Please copy out every row below, keeping each one unchanged, character for character.

═════ Provided records ═════

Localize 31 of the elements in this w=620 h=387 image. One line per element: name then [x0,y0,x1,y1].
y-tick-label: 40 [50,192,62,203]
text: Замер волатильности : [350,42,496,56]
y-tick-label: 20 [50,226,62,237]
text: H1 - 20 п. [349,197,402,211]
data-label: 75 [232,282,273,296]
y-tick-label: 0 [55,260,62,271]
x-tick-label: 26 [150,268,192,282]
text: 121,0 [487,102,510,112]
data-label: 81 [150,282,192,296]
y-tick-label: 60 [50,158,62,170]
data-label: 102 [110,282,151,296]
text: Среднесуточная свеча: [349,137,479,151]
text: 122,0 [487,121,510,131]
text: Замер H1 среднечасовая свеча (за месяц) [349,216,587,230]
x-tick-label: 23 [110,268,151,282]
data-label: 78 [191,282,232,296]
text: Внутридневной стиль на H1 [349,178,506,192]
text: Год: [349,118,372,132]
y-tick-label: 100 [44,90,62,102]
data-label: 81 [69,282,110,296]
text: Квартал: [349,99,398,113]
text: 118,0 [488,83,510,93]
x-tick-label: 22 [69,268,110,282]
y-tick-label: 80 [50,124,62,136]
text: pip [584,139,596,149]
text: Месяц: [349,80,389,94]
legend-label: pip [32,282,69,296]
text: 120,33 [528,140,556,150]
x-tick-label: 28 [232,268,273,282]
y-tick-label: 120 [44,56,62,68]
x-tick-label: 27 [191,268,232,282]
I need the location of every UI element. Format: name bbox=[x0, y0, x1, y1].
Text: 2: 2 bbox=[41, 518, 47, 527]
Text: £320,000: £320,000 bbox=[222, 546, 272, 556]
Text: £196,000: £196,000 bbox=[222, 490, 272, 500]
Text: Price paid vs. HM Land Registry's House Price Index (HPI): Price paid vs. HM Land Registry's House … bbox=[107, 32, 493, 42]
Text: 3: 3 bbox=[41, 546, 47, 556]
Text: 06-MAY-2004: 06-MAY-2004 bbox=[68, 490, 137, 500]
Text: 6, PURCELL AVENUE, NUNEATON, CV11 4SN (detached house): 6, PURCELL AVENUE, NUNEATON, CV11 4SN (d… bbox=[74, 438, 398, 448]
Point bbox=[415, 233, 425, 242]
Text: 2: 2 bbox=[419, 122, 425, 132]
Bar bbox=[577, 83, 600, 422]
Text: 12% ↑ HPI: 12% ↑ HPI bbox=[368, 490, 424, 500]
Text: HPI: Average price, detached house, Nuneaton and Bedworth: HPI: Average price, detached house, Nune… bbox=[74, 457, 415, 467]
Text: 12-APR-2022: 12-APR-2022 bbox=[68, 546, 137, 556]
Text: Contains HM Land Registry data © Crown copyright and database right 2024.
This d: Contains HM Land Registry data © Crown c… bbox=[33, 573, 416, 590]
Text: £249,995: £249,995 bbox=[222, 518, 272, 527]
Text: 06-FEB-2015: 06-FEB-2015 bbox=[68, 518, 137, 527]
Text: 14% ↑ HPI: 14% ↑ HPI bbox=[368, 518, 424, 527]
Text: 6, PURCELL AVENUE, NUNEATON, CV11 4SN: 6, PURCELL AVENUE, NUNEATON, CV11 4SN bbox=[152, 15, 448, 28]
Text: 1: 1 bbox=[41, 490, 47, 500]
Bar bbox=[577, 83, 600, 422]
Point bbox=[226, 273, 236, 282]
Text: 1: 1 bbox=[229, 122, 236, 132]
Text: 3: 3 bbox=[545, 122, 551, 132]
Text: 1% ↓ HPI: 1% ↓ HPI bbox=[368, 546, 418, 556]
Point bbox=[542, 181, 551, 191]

═════

- [Result below]
Localize 31 of the elements in this w=620 h=387 image. One line per element: name then [x0,y0,x1,y1].
y-tick-label: 40 [50,192,62,203]
text: Замер волатильности : [350,42,496,56]
y-tick-label: 20 [50,226,62,237]
text: H1 - 20 п. [349,197,402,211]
data-label: 75 [232,282,273,296]
y-tick-label: 0 [55,260,62,271]
x-tick-label: 26 [150,268,192,282]
text: 121,0 [487,102,510,112]
data-label: 81 [150,282,192,296]
y-tick-label: 60 [50,158,62,170]
data-label: 102 [110,282,151,296]
text: Среднесуточная свеча: [349,137,479,151]
text: 122,0 [487,121,510,131]
text: Замер H1 среднечасовая свеча (за месяц) [349,216,587,230]
x-tick-label: 23 [110,268,151,282]
data-label: 78 [191,282,232,296]
text: Внутридневной стиль на H1 [349,178,506,192]
text: Год: [349,118,372,132]
y-tick-label: 100 [44,90,62,102]
data-label: 81 [69,282,110,296]
text: Квартал: [349,99,398,113]
text: 118,0 [488,83,510,93]
x-tick-label: 22 [69,268,110,282]
y-tick-label: 80 [50,124,62,136]
text: pip [584,139,596,149]
text: Месяц: [349,80,389,94]
legend-label: pip [32,282,69,296]
text: 120,33 [528,140,556,150]
x-tick-label: 28 [232,268,273,282]
y-tick-label: 120 [44,56,62,68]
x-tick-label: 27 [191,268,232,282]
I need the location of every UI element. Format: name bbox=[x0, y0, x1, y1].
Text: 2: 2 bbox=[41, 518, 47, 527]
Text: £320,000: £320,000 bbox=[222, 546, 272, 556]
Text: £196,000: £196,000 bbox=[222, 490, 272, 500]
Text: Price paid vs. HM Land Registry's House Price Index (HPI): Price paid vs. HM Land Registry's House … bbox=[107, 32, 493, 42]
Text: 3: 3 bbox=[41, 546, 47, 556]
Text: 06-MAY-2004: 06-MAY-2004 bbox=[68, 490, 137, 500]
Text: 6, PURCELL AVENUE, NUNEATON, CV11 4SN (detached house): 6, PURCELL AVENUE, NUNEATON, CV11 4SN (d… bbox=[74, 438, 398, 448]
Point bbox=[415, 233, 425, 242]
Text: 2: 2 bbox=[419, 122, 425, 132]
Bar bbox=[577, 83, 600, 422]
Text: 12% ↑ HPI: 12% ↑ HPI bbox=[368, 490, 424, 500]
Text: HPI: Average price, detached house, Nuneaton and Bedworth: HPI: Average price, detached house, Nune… bbox=[74, 457, 415, 467]
Text: 12-APR-2022: 12-APR-2022 bbox=[68, 546, 137, 556]
Text: Contains HM Land Registry data © Crown copyright and database right 2024.
This d: Contains HM Land Registry data © Crown c… bbox=[33, 573, 416, 590]
Text: £249,995: £249,995 bbox=[222, 518, 272, 527]
Text: 06-FEB-2015: 06-FEB-2015 bbox=[68, 518, 137, 527]
Text: 14% ↑ HPI: 14% ↑ HPI bbox=[368, 518, 424, 527]
Text: 6, PURCELL AVENUE, NUNEATON, CV11 4SN: 6, PURCELL AVENUE, NUNEATON, CV11 4SN bbox=[152, 15, 448, 28]
Text: 1: 1 bbox=[41, 490, 47, 500]
Bar bbox=[577, 83, 600, 422]
Point bbox=[226, 273, 236, 282]
Text: 1: 1 bbox=[229, 122, 236, 132]
Text: 3: 3 bbox=[545, 122, 551, 132]
Text: 1% ↓ HPI: 1% ↓ HPI bbox=[368, 546, 418, 556]
Point bbox=[542, 181, 551, 191]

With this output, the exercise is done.